Objective: The listing beneath should be written out in full, exactly as shown.

--- --- ---

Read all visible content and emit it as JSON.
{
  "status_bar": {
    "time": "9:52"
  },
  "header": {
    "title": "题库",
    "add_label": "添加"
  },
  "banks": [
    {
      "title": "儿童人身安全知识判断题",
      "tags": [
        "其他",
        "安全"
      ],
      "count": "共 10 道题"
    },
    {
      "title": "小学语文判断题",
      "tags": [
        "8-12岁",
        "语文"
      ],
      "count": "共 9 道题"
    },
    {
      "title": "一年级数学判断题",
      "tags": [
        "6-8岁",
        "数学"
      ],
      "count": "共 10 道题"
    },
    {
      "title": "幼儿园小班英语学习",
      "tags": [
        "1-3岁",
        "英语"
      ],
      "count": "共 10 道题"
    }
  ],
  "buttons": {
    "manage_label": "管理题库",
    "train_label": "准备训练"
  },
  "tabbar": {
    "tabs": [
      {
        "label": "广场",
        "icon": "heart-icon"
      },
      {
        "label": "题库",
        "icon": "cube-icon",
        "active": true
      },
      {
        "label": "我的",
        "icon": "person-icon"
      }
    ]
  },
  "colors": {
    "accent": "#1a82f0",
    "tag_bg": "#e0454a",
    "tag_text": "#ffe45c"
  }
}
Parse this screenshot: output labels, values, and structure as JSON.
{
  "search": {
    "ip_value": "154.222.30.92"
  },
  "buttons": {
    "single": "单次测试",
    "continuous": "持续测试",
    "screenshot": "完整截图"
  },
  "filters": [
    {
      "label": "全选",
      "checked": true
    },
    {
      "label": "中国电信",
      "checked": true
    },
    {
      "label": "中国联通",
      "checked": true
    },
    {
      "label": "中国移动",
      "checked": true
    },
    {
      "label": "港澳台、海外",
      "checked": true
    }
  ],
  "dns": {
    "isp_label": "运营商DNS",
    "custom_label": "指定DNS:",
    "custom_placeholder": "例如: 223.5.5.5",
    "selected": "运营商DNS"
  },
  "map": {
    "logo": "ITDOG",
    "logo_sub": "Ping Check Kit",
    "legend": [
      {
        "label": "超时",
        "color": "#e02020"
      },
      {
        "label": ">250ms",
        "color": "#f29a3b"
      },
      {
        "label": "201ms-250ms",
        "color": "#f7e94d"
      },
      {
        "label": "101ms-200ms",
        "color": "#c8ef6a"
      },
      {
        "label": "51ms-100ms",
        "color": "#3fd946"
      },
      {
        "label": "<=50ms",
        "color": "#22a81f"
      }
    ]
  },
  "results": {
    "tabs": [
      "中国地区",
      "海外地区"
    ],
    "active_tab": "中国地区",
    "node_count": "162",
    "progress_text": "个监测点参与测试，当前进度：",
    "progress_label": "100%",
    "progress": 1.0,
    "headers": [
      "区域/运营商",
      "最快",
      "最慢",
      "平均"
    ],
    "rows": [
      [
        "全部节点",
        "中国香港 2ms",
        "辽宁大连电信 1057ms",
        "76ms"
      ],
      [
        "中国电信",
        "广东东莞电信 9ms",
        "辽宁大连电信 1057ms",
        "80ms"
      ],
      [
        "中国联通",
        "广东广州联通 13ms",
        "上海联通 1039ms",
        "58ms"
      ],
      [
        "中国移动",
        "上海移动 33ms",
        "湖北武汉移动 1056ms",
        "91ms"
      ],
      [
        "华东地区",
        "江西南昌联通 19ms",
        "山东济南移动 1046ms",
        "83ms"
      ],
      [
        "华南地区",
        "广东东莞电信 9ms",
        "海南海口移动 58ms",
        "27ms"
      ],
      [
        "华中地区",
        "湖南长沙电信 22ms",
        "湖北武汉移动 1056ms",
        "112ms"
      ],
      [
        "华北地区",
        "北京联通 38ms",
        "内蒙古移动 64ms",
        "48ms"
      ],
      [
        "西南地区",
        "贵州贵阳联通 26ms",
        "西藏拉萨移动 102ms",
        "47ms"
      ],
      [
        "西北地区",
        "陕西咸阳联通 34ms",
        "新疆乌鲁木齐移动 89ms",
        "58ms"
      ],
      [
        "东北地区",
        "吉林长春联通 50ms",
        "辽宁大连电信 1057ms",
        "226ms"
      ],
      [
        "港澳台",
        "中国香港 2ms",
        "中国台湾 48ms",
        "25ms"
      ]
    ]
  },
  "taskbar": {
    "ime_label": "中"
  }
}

--- --- ---

Correct output:
Read all visible content and emit it as JSON.
{
  "status_bar": {
    "time": "9:52"
  },
  "header": {
    "title": "题库",
    "add_label": "添加"
  },
  "banks": [
    {
      "title": "儿童人身安全知识判断题",
      "tags": [
        "其他",
        "安全"
      ],
      "count": "共 10 道题"
    },
    {
      "title": "小学语文判断题",
      "tags": [
        "8-12岁",
        "语文"
      ],
      "count": "共 9 道题"
    },
    {
      "title": "一年级数学判断题",
      "tags": [
        "6-8岁",
        "数学"
      ],
      "count": "共 10 道题"
    },
    {
      "title": "幼儿园小班英语学习",
      "tags": [
        "1-3岁",
        "英语"
      ],
      "count": "共 10 道题"
    }
  ],
  "buttons": {
    "manage_label": "管理题库",
    "train_label": "准备训练"
  },
  "tabbar": {
    "tabs": [
      {
        "label": "广场",
        "icon": "heart-icon"
      },
      {
        "label": "题库",
        "icon": "cube-icon",
        "active": true
      },
      {
        "label": "我的",
        "icon": "person-icon"
      }
    ]
  },
  "colors": {
    "accent": "#1a82f0",
    "tag_bg": "#e0454a",
    "tag_text": "#ffe45c"
  }
}
Parse this screenshot: output labels, values, and structure as JSON.
{
  "search": {
    "ip_value": "154.222.30.92"
  },
  "buttons": {
    "single": "单次测试",
    "continuous": "持续测试",
    "screenshot": "完整截图"
  },
  "filters": [
    {
      "label": "全选",
      "checked": true
    },
    {
      "label": "中国电信",
      "checked": true
    },
    {
      "label": "中国联通",
      "checked": true
    },
    {
      "label": "中国移动",
      "checked": true
    },
    {
      "label": "港澳台、海外",
      "checked": true
    }
  ],
  "dns": {
    "isp_label": "运营商DNS",
    "custom_label": "指定DNS:",
    "custom_placeholder": "例如: 223.5.5.5",
    "selected": "运营商DNS"
  },
  "map": {
    "logo": "ITDOG",
    "logo_sub": "Ping Check Kit",
    "legend": [
      {
        "label": "超时",
        "color": "#e02020"
      },
      {
        "label": ">250ms",
        "color": "#f29a3b"
      },
      {
        "label": "201ms-250ms",
        "color": "#f7e94d"
      },
      {
        "label": "101ms-200ms",
        "color": "#c8ef6a"
      },
      {
        "label": "51ms-100ms",
        "color": "#3fd946"
      },
      {
        "label": "<=50ms",
        "color": "#22a81f"
      }
    ]
  },
  "results": {
    "tabs": [
      "中国地区",
      "海外地区"
    ],
    "active_tab": "中国地区",
    "node_count": "162",
    "progress_text": "个监测点参与测试，当前进度：",
    "progress_label": "100%",
    "progress": 1.0,
    "headers": [
      "区域/运营商",
      "最快",
      "最慢",
      "平均"
    ],
    "rows": [
      [
        "全部节点",
        "中国香港 2ms",
        "辽宁大连电信 1057ms",
        "76ms"
      ],
      [
        "中国电信",
        "广东东莞电信 9ms",
        "辽宁大连电信 1057ms",
        "80ms"
      ],
      [
        "中国联通",
        "广东广州联通 13ms",
        "上海联通 1039ms",
        "58ms"
      ],
      [
        "中国移动",
        "上海移动 33ms",
        "湖北武汉移动 1056ms",
        "91ms"
      ],
      [
        "华东地区",
        "江西南昌联通 19ms",
        "山东济南移动 1046ms",
        "83ms"
      ],
      [
        "华南地区",
        "广东东莞电信 9ms",
        "海南海口移动 58ms",
        "27ms"
      ],
      [
        "华中地区",
        "湖南长沙电信 22ms",
        "湖北武汉移动 1056ms",
        "112ms"
      ],
      [
        "华北地区",
        "北京联通 38ms",
        "内蒙古移动 64ms",
        "48ms"
      ],
      [
        "西南地区",
        "贵州贵阳联通 26ms",
        "西藏拉萨移动 102ms",
        "47ms"
      ],
      [
        "西北地区",
        "陕西咸阳联通 34ms",
        "新疆乌鲁木齐移动 89ms",
        "58ms"
      ],
      [
        "东北地区",
        "吉林长春联通 50ms",
        "辽宁大连电信 1057ms",
        "226ms"
      ],
      [
        "港澳台",
        "中国香港 2ms",
        "中国台湾 48ms",
        "25ms"
      ]
    ]
  },
  "taskbar": {
    "ime_label": "中"
  }
}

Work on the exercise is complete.